- _EXERCISE PROMPT_
Every line of the data must be copied exactly.

- _DATA FOR THE TASK_
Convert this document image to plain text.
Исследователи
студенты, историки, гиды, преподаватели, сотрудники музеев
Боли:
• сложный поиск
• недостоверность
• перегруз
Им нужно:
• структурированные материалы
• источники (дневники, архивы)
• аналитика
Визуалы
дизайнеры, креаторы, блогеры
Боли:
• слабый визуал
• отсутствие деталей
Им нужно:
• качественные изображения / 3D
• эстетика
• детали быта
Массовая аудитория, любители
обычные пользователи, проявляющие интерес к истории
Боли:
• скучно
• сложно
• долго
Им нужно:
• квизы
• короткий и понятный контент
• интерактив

- _EXERCISE RESPONSE_
Convert this document image to plain text.
Исследователи
студенты, историки, гиды, преподаватели, сотрудники музеев
Боли:
• сложный поиск
• недостоверность
• перегруз
Им нужно:
• структурированные материалы
• источники (дневники, архивы)
• аналитика
Визуалы
дизайнеры, креаторы, блогеры
Боли:
• слабый визуал
• отсутствие деталей
Им нужно:
• качественные изображения / 3D
• эстетика
• детали быта
Массовая аудитория, любители
обычные пользователи, проявляющие интерес к истории
Боли:
• скучно
• сложно
• долго
Им нужно:
• квизы
• короткий и понятный контент
• интерактив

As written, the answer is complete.